- **READING PASSAGE**
Ex-governor Robinson delivering his argument, Boston Globe
George Robinson rose to her defense. Dressed in his usual plain black suit, he spoke for almost four hours in a “low, earnest voice,” his speech “almost bare of eloquence.” Julian Ralph would deride it as “commonplace.” But Robinson’s folksy manner masked a serious purpose, for it was perfectly attuned to “the farmer instinct in the jurymen.” Robinson, said Ralph, “twanged his voice, he yaw yawed his last two vowels, he said ‘agin’ for against, and ‘warn’t’ for was it not.” (Elizabeth Jordan observed that he instructed the stenographer to correct his speech for the official record.) While he spoke, Lizzie watched him “intently, now and then fanning herself, occasionally tapping her rather pretty foot on the lower portion of the rail, now and then putting a bouquet to her nose, never taking her eyes from the face of the man upon whom much of her fate, she thinks, depends.”

- **MATERIAL PROVIDED**

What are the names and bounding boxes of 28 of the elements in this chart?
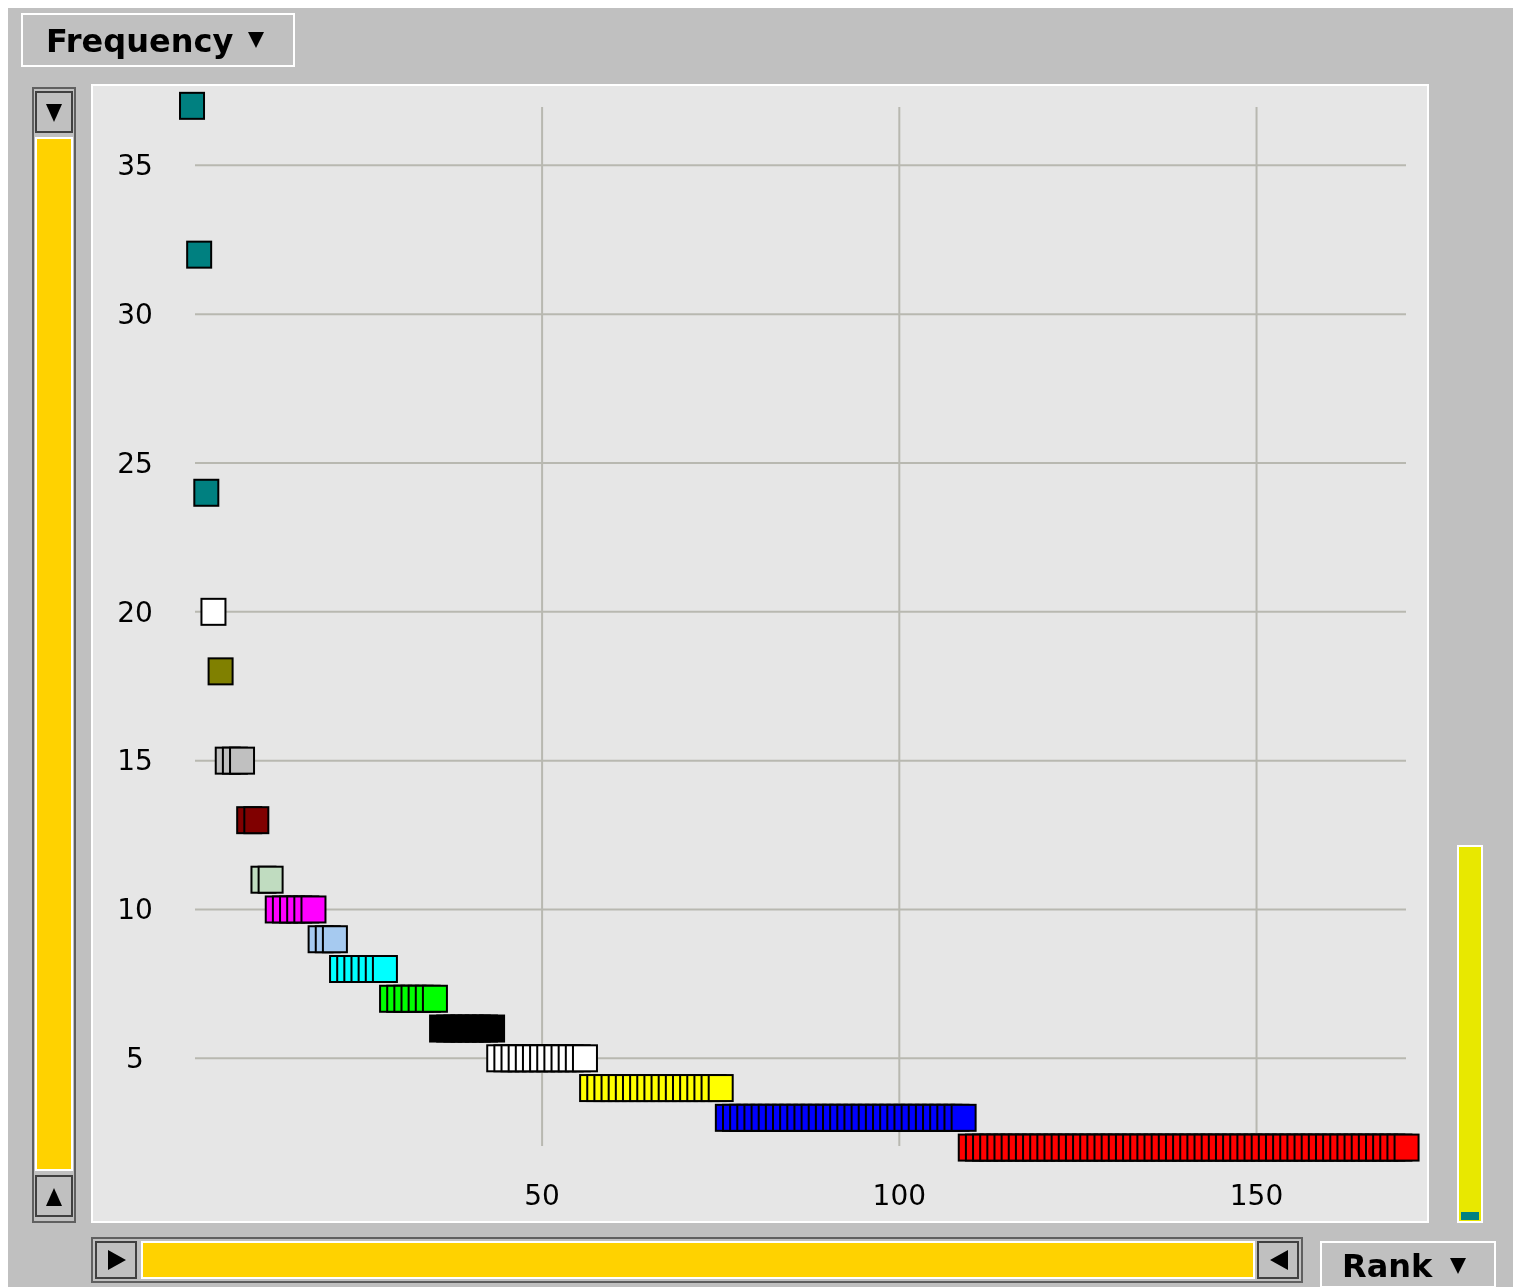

- **EXERCISE DESCRIPTION**
Answer these questions from the passage about George Robinson's argument:
(a) For about how long did Robinson speak?
(b) What word did Robinson use in place of "against"?
(c) What did Lizzie now and then put to her nose while he spoke?

- **EXERCISE ANSWER**
(a) Almost four hours.
(b) "Agin."
(c) A bouquet.